- Supplied text:
*** Begin section ***
OpenAI launched a web browser yesterday and my biggest takeaway was how rapidly powerful the OpenAI brand has become. While we’ve known for some time that OpenAI was working on the product, it’s very late to the game. Still, because of the company’s massive consumer following, it has as good of a chance as any company (maybe even Google!) to win the AI browser battle.

AI-enabled browsers are in their infancy, and have a long way to go to become ubiquitous for internet users. They also suffer from some pretty significant security issues that need to be ironed out.

One phenomenon I noticed while using Perplexity’s Comet browser over the summer is what I call the “bad website paradox.” AI browsers work best on well-designed websites. But they’re more so put to the test on the very long tail of horrible websites. For instance, the Comet browser still gets completely stumped on the website Semafor uses for expenses and travel.
*** End section ***
- Instructions to follow:
From the passage about AI web browsers, return a verbatim copy of the stretch that begins at the words "OpenAI launched a" and stops after the words "AI browser battle.".

- Record set:
*** Begin section ***
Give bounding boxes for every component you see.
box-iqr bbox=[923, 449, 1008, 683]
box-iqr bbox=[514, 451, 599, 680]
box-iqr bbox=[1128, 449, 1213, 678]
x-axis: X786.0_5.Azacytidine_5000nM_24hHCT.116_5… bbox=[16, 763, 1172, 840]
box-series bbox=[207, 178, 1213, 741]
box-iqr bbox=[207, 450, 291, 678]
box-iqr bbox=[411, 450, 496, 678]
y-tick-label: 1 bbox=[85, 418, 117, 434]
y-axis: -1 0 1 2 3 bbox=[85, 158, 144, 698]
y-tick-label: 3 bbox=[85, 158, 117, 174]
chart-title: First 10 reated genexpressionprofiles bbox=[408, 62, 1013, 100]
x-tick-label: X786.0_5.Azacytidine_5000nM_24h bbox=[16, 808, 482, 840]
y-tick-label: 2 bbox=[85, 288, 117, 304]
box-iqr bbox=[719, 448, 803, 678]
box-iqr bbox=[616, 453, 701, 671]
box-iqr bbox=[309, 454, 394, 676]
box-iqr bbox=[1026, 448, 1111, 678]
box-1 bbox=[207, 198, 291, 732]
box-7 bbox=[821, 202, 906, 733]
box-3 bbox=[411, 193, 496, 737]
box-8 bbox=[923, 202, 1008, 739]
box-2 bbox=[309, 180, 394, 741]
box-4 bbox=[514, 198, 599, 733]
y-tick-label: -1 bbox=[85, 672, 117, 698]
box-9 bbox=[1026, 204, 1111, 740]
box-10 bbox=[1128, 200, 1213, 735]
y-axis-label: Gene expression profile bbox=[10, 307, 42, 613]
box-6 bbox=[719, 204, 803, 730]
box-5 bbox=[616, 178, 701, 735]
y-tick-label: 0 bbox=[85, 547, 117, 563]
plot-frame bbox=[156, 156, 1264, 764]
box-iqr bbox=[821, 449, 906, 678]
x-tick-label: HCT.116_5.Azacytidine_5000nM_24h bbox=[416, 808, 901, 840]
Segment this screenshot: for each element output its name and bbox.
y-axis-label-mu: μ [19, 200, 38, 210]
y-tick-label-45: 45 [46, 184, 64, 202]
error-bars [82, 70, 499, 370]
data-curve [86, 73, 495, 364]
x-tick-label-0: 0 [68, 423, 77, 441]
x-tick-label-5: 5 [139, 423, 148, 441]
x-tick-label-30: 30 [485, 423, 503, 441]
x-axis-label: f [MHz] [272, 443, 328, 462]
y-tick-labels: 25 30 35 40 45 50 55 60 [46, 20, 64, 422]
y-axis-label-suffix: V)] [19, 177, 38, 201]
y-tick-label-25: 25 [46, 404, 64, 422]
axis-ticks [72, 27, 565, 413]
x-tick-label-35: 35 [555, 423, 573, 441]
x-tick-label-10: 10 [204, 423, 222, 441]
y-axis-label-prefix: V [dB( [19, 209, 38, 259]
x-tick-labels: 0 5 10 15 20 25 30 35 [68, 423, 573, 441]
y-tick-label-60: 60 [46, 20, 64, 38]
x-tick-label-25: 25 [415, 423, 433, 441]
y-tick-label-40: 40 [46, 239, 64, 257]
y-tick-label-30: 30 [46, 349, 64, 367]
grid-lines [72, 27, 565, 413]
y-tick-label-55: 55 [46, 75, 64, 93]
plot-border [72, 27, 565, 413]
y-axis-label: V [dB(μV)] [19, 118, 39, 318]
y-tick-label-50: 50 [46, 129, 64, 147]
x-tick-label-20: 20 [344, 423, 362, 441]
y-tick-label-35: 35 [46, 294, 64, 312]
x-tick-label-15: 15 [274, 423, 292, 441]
*** End section ***
- Expected output:
OpenAI launched a web browser yesterday and my biggest takeaway was how rapidly powerful the OpenAI brand has become. While we’ve known for some time that OpenAI was working on the product, it’s very late to the game. Still, because of the company’s massive consumer following, it has as good of a chance as any company (maybe even Google!) to win the AI browser battle.